PROVIDED RECORDS =
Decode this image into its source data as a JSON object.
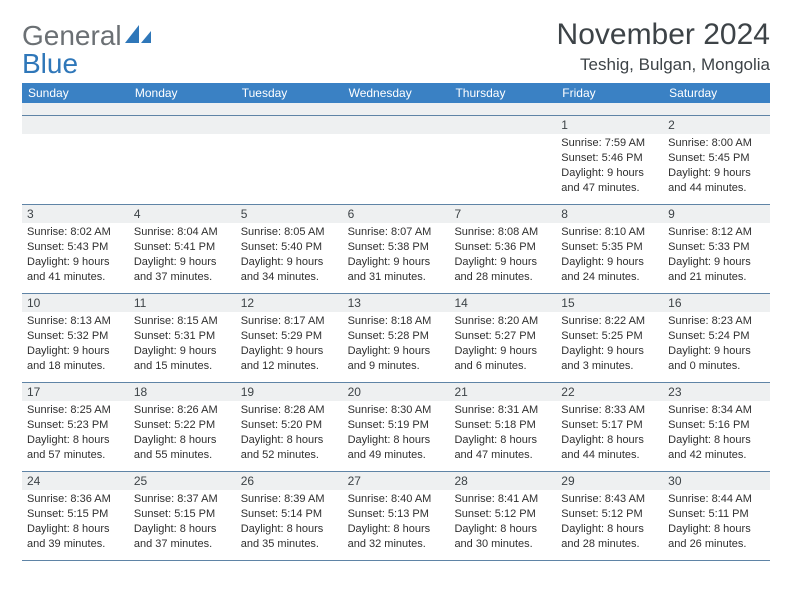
{
  "logo": {
    "part1": "General",
    "part2": "Blue"
  },
  "title": "November 2024",
  "location": "Teshig, Bulgan, Mongolia",
  "weekday_bg": "#3a81c4",
  "daynum_bg": "#eef0f1",
  "border_color": "#5f84a6",
  "weekdays": [
    "Sunday",
    "Monday",
    "Tuesday",
    "Wednesday",
    "Thursday",
    "Friday",
    "Saturday"
  ],
  "weeks": [
    [
      {
        "n": "",
        "sunrise": "",
        "sunset": "",
        "daylight": ""
      },
      {
        "n": "",
        "sunrise": "",
        "sunset": "",
        "daylight": ""
      },
      {
        "n": "",
        "sunrise": "",
        "sunset": "",
        "daylight": ""
      },
      {
        "n": "",
        "sunrise": "",
        "sunset": "",
        "daylight": ""
      },
      {
        "n": "",
        "sunrise": "",
        "sunset": "",
        "daylight": ""
      },
      {
        "n": "1",
        "sunrise": "Sunrise: 7:59 AM",
        "sunset": "Sunset: 5:46 PM",
        "daylight": "Daylight: 9 hours and 47 minutes."
      },
      {
        "n": "2",
        "sunrise": "Sunrise: 8:00 AM",
        "sunset": "Sunset: 5:45 PM",
        "daylight": "Daylight: 9 hours and 44 minutes."
      }
    ],
    [
      {
        "n": "3",
        "sunrise": "Sunrise: 8:02 AM",
        "sunset": "Sunset: 5:43 PM",
        "daylight": "Daylight: 9 hours and 41 minutes."
      },
      {
        "n": "4",
        "sunrise": "Sunrise: 8:04 AM",
        "sunset": "Sunset: 5:41 PM",
        "daylight": "Daylight: 9 hours and 37 minutes."
      },
      {
        "n": "5",
        "sunrise": "Sunrise: 8:05 AM",
        "sunset": "Sunset: 5:40 PM",
        "daylight": "Daylight: 9 hours and 34 minutes."
      },
      {
        "n": "6",
        "sunrise": "Sunrise: 8:07 AM",
        "sunset": "Sunset: 5:38 PM",
        "daylight": "Daylight: 9 hours and 31 minutes."
      },
      {
        "n": "7",
        "sunrise": "Sunrise: 8:08 AM",
        "sunset": "Sunset: 5:36 PM",
        "daylight": "Daylight: 9 hours and 28 minutes."
      },
      {
        "n": "8",
        "sunrise": "Sunrise: 8:10 AM",
        "sunset": "Sunset: 5:35 PM",
        "daylight": "Daylight: 9 hours and 24 minutes."
      },
      {
        "n": "9",
        "sunrise": "Sunrise: 8:12 AM",
        "sunset": "Sunset: 5:33 PM",
        "daylight": "Daylight: 9 hours and 21 minutes."
      }
    ],
    [
      {
        "n": "10",
        "sunrise": "Sunrise: 8:13 AM",
        "sunset": "Sunset: 5:32 PM",
        "daylight": "Daylight: 9 hours and 18 minutes."
      },
      {
        "n": "11",
        "sunrise": "Sunrise: 8:15 AM",
        "sunset": "Sunset: 5:31 PM",
        "daylight": "Daylight: 9 hours and 15 minutes."
      },
      {
        "n": "12",
        "sunrise": "Sunrise: 8:17 AM",
        "sunset": "Sunset: 5:29 PM",
        "daylight": "Daylight: 9 hours and 12 minutes."
      },
      {
        "n": "13",
        "sunrise": "Sunrise: 8:18 AM",
        "sunset": "Sunset: 5:28 PM",
        "daylight": "Daylight: 9 hours and 9 minutes."
      },
      {
        "n": "14",
        "sunrise": "Sunrise: 8:20 AM",
        "sunset": "Sunset: 5:27 PM",
        "daylight": "Daylight: 9 hours and 6 minutes."
      },
      {
        "n": "15",
        "sunrise": "Sunrise: 8:22 AM",
        "sunset": "Sunset: 5:25 PM",
        "daylight": "Daylight: 9 hours and 3 minutes."
      },
      {
        "n": "16",
        "sunrise": "Sunrise: 8:23 AM",
        "sunset": "Sunset: 5:24 PM",
        "daylight": "Daylight: 9 hours and 0 minutes."
      }
    ],
    [
      {
        "n": "17",
        "sunrise": "Sunrise: 8:25 AM",
        "sunset": "Sunset: 5:23 PM",
        "daylight": "Daylight: 8 hours and 57 minutes."
      },
      {
        "n": "18",
        "sunrise": "Sunrise: 8:26 AM",
        "sunset": "Sunset: 5:22 PM",
        "daylight": "Daylight: 8 hours and 55 minutes."
      },
      {
        "n": "19",
        "sunrise": "Sunrise: 8:28 AM",
        "sunset": "Sunset: 5:20 PM",
        "daylight": "Daylight: 8 hours and 52 minutes."
      },
      {
        "n": "20",
        "sunrise": "Sunrise: 8:30 AM",
        "sunset": "Sunset: 5:19 PM",
        "daylight": "Daylight: 8 hours and 49 minutes."
      },
      {
        "n": "21",
        "sunrise": "Sunrise: 8:31 AM",
        "sunset": "Sunset: 5:18 PM",
        "daylight": "Daylight: 8 hours and 47 minutes."
      },
      {
        "n": "22",
        "sunrise": "Sunrise: 8:33 AM",
        "sunset": "Sunset: 5:17 PM",
        "daylight": "Daylight: 8 hours and 44 minutes."
      },
      {
        "n": "23",
        "sunrise": "Sunrise: 8:34 AM",
        "sunset": "Sunset: 5:16 PM",
        "daylight": "Daylight: 8 hours and 42 minutes."
      }
    ],
    [
      {
        "n": "24",
        "sunrise": "Sunrise: 8:36 AM",
        "sunset": "Sunset: 5:15 PM",
        "daylight": "Daylight: 8 hours and 39 minutes."
      },
      {
        "n": "25",
        "sunrise": "Sunrise: 8:37 AM",
        "sunset": "Sunset: 5:15 PM",
        "daylight": "Daylight: 8 hours and 37 minutes."
      },
      {
        "n": "26",
        "sunrise": "Sunrise: 8:39 AM",
        "sunset": "Sunset: 5:14 PM",
        "daylight": "Daylight: 8 hours and 35 minutes."
      },
      {
        "n": "27",
        "sunrise": "Sunrise: 8:40 AM",
        "sunset": "Sunset: 5:13 PM",
        "daylight": "Daylight: 8 hours and 32 minutes."
      },
      {
        "n": "28",
        "sunrise": "Sunrise: 8:41 AM",
        "sunset": "Sunset: 5:12 PM",
        "daylight": "Daylight: 8 hours and 30 minutes."
      },
      {
        "n": "29",
        "sunrise": "Sunrise: 8:43 AM",
        "sunset": "Sunset: 5:12 PM",
        "daylight": "Daylight: 8 hours and 28 minutes."
      },
      {
        "n": "30",
        "sunrise": "Sunrise: 8:44 AM",
        "sunset": "Sunset: 5:11 PM",
        "daylight": "Daylight: 8 hours and 26 minutes."
      }
    ]
  ]
}
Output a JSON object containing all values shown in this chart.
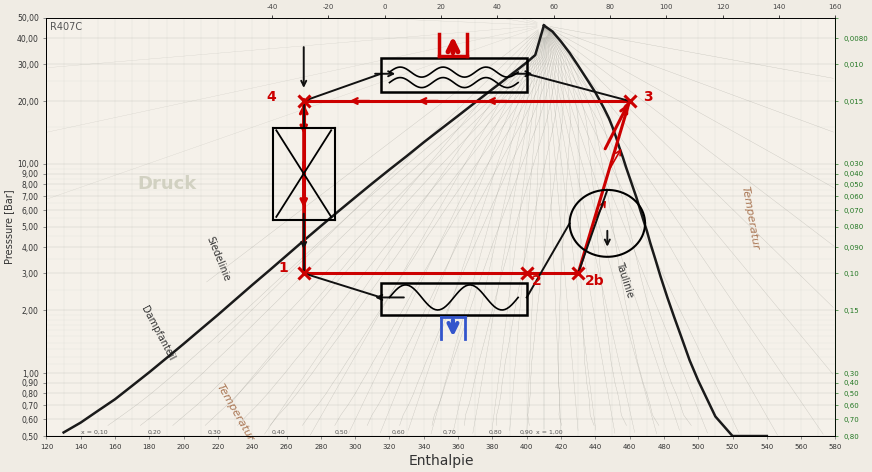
{
  "title": "R407C",
  "xlabel": "Enthalpie",
  "ylabel_left": "Presssure [Bar]",
  "bg_color": "#f0ece4",
  "grid_color_major": "#aaaaaa",
  "grid_color_minor": "#cccccc",
  "fig_width": 8.72,
  "fig_height": 4.72,
  "x_min": 120,
  "x_max": 580,
  "y_min": 0.5,
  "y_max": 50.0,
  "red_color": "#cc0000",
  "blue_color": "#3355cc",
  "black_color": "#111111",
  "cycle_p1": [
    270,
    3.0
  ],
  "cycle_p2": [
    400,
    3.0
  ],
  "cycle_p2b": [
    430,
    3.0
  ],
  "cycle_p3": [
    460,
    20.0
  ],
  "cycle_p4": [
    270,
    20.0
  ],
  "bubble_h": [
    130,
    140,
    150,
    160,
    170,
    180,
    190,
    200,
    210,
    220,
    230,
    240,
    250,
    260,
    270,
    280,
    290,
    300,
    310,
    320,
    330,
    340,
    350,
    360,
    370,
    380,
    385,
    390,
    395,
    400,
    405,
    410
  ],
  "bubble_p": [
    0.52,
    0.58,
    0.66,
    0.75,
    0.87,
    1.01,
    1.18,
    1.38,
    1.62,
    1.9,
    2.24,
    2.64,
    3.1,
    3.65,
    4.3,
    5.05,
    5.92,
    6.92,
    8.08,
    9.4,
    10.9,
    12.7,
    14.7,
    17.0,
    19.7,
    22.8,
    24.5,
    26.4,
    28.4,
    30.6,
    33.2,
    46.0
  ],
  "dew_h": [
    410,
    415,
    420,
    425,
    430,
    435,
    440,
    445,
    448,
    450,
    452,
    454,
    456,
    458,
    460,
    462,
    464,
    466,
    468,
    470,
    472,
    475,
    478,
    482,
    486,
    490,
    495,
    500,
    510,
    520,
    540
  ],
  "dew_p": [
    46.0,
    43.0,
    38.5,
    34.0,
    29.5,
    25.5,
    22.0,
    18.5,
    16.5,
    15.0,
    13.5,
    12.0,
    10.8,
    9.6,
    8.6,
    7.7,
    6.9,
    6.1,
    5.4,
    4.8,
    4.2,
    3.5,
    2.9,
    2.3,
    1.85,
    1.5,
    1.15,
    0.92,
    0.62,
    0.5,
    0.5
  ]
}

TASK GOAL =
Copy out the lines in which the string "this" appears.

ANSWER IN FULL =
Decode this image into its source data as a JSON object.
Output a JSON object containing all values shown in this chart.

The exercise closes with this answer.